** begin RECORDS FOR PROCESSING **
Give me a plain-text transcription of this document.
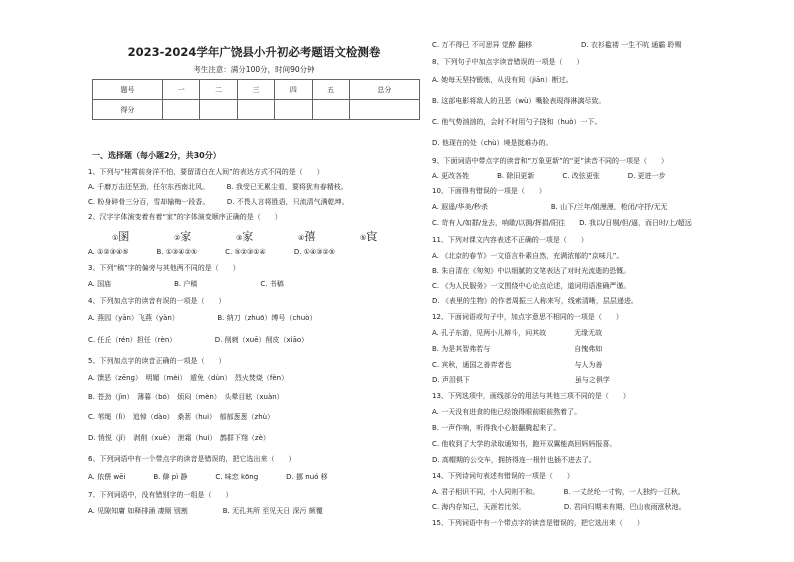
2023-2024学年广饶县小升初必考题语文检测卷
考生注意：满分100分，时间90分钟
题号	一	二	三	四	五	总分
得分						
一、选择题（每小题2分，共30分）
1、下列与“桂霄前身洋不怕，要留清白在人间”的表达方式不同的是（　　）
A. 千磨万击还坚劲，任尔东西南北风。　　　B. 我受已无累尘看，要将犹有春精枝。
C. 粉身碎骨三分百，雪却输梅一段香。　　　D. 不畏人言将胜语，只流清气满乾坤。
2、汉字字体演变着有着“家”的字体演变顺序正确的是（　　）
①圂	②家	③家	④㝆	⑤㝗
A. ①②③④⑤　　　　B. ①③④②⑤　　　　C. ⑤②③①④　　　　D. ①④③②⑤
3、下列“稿”字的偏旁与其他两不同的是（　　）
A. 国庙　　　　　　　　　B. 户稿　　　　　　　　　C. 书稿
4、下列加点字的读音有误的一项是（　　）
A. 燕园（yān）飞燕（yàn）　　　　　　B. 纳刀（zhuō）缚号（chuò）
C. 任丘（rén）担任（rèn）　　　　　　D. 削刺（xuē）削皮（xiāo）
5、下列加点字的读音正确的一项是（　　）
A. 馈恶（zēng）　明媚（mèi）　遁免（dùn）　烈火焚烧（fèn）
B. 苍劲（jìn）　薄暮（bó）　烦闷（mèn）　头晕目眩（xuàn）
C. 苇绳（lì）　追悼（dào）　桑葚（hui）　郁郁葱葱（zhù）
D. 悄悦（jǐ）　剥削（xuè）　泄霜（hui）　鹊群下翔（zè）
6、下列词语中有一个带点字的读音是错误的，把它选出来（　　）
A. 依偎 wēi　　　　B. 僻 pì 静　　　　C. 味恋 kōng　　　　D. 挪 nuó 移
7、下列词语中，没有错别字的一组是（　　）
A. 见隙知庸 如释排涌 凄厕 别割　　　　　B. 无孔其所 至见天日 深污 颇覆
C. 万不得已 不可思异 觉醉 翻移　　　　　　　D. 衣衫褴褛 一生不吭 通霸 聆赐
8、下列句子中加点字读音错误的一项是（　　）
A. 她每天坚持锻炼，从没有间（jiān）断过。
B. 这部电影将敌人的丑恶（wù）嘴脸表现得淋漓尽致。
C. 他气势汹汹的，会时不时用勺子挠和（huò）一下。
D. 他现在的处（chù）境是挺难办的。
9、下面词语中带点字的读音和“万象更新”的“更”读音不同的一项是（　　）
A. 更改各姓　　　　B. 除旧更新　　　　C. 改弦更张　　　　D. 更进一步
10、下面得有错误的一项是（　　）
A. 遐遥/华美/秒杀　　　　　　　　　B. 山下/兰年/姐漫漫，枪闭/守抒/无无
C. 苛有人/如群/龙去，响歇/以拥/挥捐/阳往　　D. 我以/日剔/但/逼，而日时/上/超远
11、下列对课文内容表述不正确的一项是（　　）
A. 《北京的春节》一文语言朴素自然，充满浓郁的“京味儿”。
B. 朱自清在《匆匆》中以细腻的文笔表达了对时光流逝的恐慨。
C. 《为人民服务》一文围绕中心论点论述，道词用语准确严谨。
D. 《表里的生物》的作者周振三人称来写，线索清晰，层层递进。
12、下面词语或句子中，加点字意思不相同的一项是（　　）
A. 孔子东游，见两小儿辩斗，问其故　　　　无缘无故
B. 为是其智弗若与　　　　　　　　　　　　自愧弗如
C. 宾秋，通国之善弈者也　　　　　　　　　与人为善
D. 声泪俱下　　　　　　　　　　　　　　　虽与之俱学
13、下列选项中，画线部分的用法与其他三项不同的是（　　）
A. 一天没有进食的他已经饿得眼前眼前熬着了。
B. 一声作响，听得我小心脏翻腾起来了。
C. 他收到了大学的录取通知书，跑开双翼能高回妈妈报喜。
D. 高帽期的公交车，拥挤得连一根针也插不进去了。
14、下列诗词句表述有错误的一项是（　　）
A. 君子相识不同，小人同则不和。　　　　B. 一丈丝纶一寸钩，一人独约一江秋。
C. 海内存知己，天涯若比邻。　　　　　　D. 君问归期未有期，巴山夜雨涨秋池。
15、下列词语中有一个带点字的读音是错误的，把它选出来（　　）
** end RECORDS FOR PROCESSING **
Your task is an exact transcription of all the data, minus the pictures.

SOLUTION BELOW =
Give me a plain-text transcription of this document.
2023-2024学年广饶县小升初必考题语文检测卷
考生注意：满分100分，时间90分钟
题号	一	二	三	四	五	总分
得分						
一、选择题（每小题2分，共30分）
1、下列与“桂霄前身洋不怕，要留清白在人间”的表达方式不同的是（　　）
A. 千磨万击还坚劲，任尔东西南北风。　　　B. 我受已无累尘看，要将犹有春精枝。
C. 粉身碎骨三分百，雪却输梅一段香。　　　D. 不畏人言将胜语，只流清气满乾坤。
2、汉字字体演变着有着“家”的字体演变顺序正确的是（　　）
①圂	②家	③家	④㝆	⑤㝗
A. ①②③④⑤　　　　B. ①③④②⑤　　　　C. ⑤②③①④　　　　D. ①④③②⑤
3、下列“稿”字的偏旁与其他两不同的是（　　）
A. 国庙　　　　　　　　　B. 户稿　　　　　　　　　C. 书稿
4、下列加点字的读音有误的一项是（　　）
A. 燕园（yān）飞燕（yàn）　　　　　　B. 纳刀（zhuō）缚号（chuò）
C. 任丘（rén）担任（rèn）　　　　　　D. 削刺（xuē）削皮（xiāo）
5、下列加点字的读音正确的一项是（　　）
A. 馈恶（zēng）　明媚（mèi）　遁免（dùn）　烈火焚烧（fèn）
B. 苍劲（jìn）　薄暮（bó）　烦闷（mèn）　头晕目眩（xuàn）
C. 苇绳（lì）　追悼（dào）　桑葚（hui）　郁郁葱葱（zhù）
D. 悄悦（jǐ）　剥削（xuè）　泄霜（hui）　鹊群下翔（zè）
6、下列词语中有一个带点字的读音是错误的，把它选出来（　　）
A. 依偎 wēi　　　　B. 僻 pì 静　　　　C. 味恋 kōng　　　　D. 挪 nuó 移
7、下列词语中，没有错别字的一组是（　　）
A. 见隙知庸 如释排涌 凄厕 别割　　　　　B. 无孔其所 至见天日 深污 颇覆
C. 万不得已 不可思异 觉醉 翻移　　　　　　　D. 衣衫褴褛 一生不吭 通霸 聆赐
8、下列句子中加点字读音错误的一项是（　　）
A. 她每天坚持锻炼，从没有间（jiān）断过。
B. 这部电影将敌人的丑恶（wù）嘴脸表现得淋漓尽致。
C. 他气势汹汹的，会时不时用勺子挠和（huò）一下。
D. 他现在的处（chù）境是挺难办的。
9、下面词语中带点字的读音和“万象更新”的“更”读音不同的一项是（　　）
A. 更改各姓　　　　B. 除旧更新　　　　C. 改弦更张　　　　D. 更进一步
10、下面得有错误的一项是（　　）
A. 遐遥/华美/秒杀　　　　　　　　　B. 山下/兰年/姐漫漫，枪闭/守抒/无无
C. 苛有人/如群/龙去，响歇/以拥/挥捐/阳往　　D. 我以/日剔/但/逼，而日时/上/超远
11、下列对课文内容表述不正确的一项是（　　）
A. 《北京的春节》一文语言朴素自然，充满浓郁的“京味儿”。
B. 朱自清在《匆匆》中以细腻的文笔表达了对时光流逝的恐慨。
C. 《为人民服务》一文围绕中心论点论述，道词用语准确严谨。
D. 《表里的生物》的作者周振三人称来写，线索清晰，层层递进。
12、下面词语或句子中，加点字意思不相同的一项是（　　）
A. 孔子东游，见两小儿辩斗，问其故　　　　无缘无故
B. 为是其智弗若与　　　　　　　　　　　　自愧弗如
C. 宾秋，通国之善弈者也　　　　　　　　　与人为善
D. 声泪俱下　　　　　　　　　　　　　　　虽与之俱学
13、下列选项中，画线部分的用法与其他三项不同的是（　　）
A. 一天没有进食的他已经饿得眼前眼前熬着了。
B. 一声作响，听得我小心脏翻腾起来了。
C. 他收到了大学的录取通知书，跑开双翼能高回妈妈报喜。
D. 高帽期的公交车，拥挤得连一根针也插不进去了。
14、下列诗词句表述有错误的一项是（　　）
A. 君子相识不同，小人同则不和。　　　　B. 一丈丝纶一寸钩，一人独约一江秋。
C. 海内存知己，天涯若比邻。　　　　　　D. 君问归期未有期，巴山夜雨涨秋池。
15、下列词语中有一个带点字的读音是错误的，把它选出来（　　）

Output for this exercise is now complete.